> [Exercise]:
Whenever a line below holds the word "plain", copy that line.

> [Dataset records]:
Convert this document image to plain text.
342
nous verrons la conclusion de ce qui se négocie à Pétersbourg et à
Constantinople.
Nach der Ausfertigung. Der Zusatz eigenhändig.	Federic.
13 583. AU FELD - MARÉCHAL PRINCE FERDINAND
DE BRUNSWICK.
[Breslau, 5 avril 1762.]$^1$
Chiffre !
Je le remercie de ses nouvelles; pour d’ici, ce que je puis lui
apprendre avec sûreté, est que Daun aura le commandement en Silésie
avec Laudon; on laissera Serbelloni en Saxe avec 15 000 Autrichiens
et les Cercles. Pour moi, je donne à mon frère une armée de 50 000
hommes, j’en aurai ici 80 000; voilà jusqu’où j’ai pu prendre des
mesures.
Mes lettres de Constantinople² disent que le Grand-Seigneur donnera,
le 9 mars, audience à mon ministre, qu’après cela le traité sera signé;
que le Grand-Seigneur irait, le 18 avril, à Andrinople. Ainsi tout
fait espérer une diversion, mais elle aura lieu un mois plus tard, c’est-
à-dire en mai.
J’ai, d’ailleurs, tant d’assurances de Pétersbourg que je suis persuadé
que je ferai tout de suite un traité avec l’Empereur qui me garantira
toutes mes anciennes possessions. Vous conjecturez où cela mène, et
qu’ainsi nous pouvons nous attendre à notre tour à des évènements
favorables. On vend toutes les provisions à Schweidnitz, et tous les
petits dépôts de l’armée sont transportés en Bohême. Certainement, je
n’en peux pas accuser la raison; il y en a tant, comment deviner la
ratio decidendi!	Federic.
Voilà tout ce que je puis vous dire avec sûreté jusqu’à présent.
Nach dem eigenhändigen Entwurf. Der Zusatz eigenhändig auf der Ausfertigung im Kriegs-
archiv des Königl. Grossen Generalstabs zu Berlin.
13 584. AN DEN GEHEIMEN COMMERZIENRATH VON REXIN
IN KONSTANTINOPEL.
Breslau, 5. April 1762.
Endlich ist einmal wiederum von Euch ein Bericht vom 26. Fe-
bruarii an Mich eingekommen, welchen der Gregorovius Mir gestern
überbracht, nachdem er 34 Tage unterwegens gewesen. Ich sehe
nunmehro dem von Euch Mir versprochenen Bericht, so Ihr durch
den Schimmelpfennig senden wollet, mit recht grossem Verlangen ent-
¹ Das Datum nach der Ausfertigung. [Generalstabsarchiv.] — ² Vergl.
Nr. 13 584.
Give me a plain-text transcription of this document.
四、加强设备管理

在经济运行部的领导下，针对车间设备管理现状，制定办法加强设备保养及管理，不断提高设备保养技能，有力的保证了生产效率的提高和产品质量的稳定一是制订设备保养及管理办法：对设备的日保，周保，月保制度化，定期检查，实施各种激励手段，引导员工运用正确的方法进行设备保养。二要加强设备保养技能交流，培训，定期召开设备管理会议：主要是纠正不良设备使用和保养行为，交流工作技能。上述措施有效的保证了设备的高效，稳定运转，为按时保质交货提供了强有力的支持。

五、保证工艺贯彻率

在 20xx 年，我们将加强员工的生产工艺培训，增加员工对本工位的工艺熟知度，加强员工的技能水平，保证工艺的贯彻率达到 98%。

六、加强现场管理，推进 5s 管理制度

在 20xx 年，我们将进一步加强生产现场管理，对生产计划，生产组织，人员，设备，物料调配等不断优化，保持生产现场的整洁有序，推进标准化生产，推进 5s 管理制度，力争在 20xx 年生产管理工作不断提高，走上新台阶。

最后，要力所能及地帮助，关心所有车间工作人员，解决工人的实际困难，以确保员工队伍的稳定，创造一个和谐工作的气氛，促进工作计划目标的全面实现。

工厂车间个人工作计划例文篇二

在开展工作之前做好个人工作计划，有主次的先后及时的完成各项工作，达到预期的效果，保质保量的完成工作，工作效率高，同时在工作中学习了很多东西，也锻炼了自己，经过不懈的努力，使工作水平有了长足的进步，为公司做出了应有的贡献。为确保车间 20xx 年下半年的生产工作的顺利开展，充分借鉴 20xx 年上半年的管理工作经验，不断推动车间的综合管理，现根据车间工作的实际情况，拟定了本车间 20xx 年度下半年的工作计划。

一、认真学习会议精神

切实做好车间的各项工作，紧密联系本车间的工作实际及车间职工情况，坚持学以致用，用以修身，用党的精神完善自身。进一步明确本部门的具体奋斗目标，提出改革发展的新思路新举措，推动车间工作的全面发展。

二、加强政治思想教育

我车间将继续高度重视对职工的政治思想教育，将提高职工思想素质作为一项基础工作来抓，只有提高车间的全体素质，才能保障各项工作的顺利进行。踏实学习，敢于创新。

> [Solved problem]:
Convert this document image to plain text.
Give me a plain-text transcription of this document.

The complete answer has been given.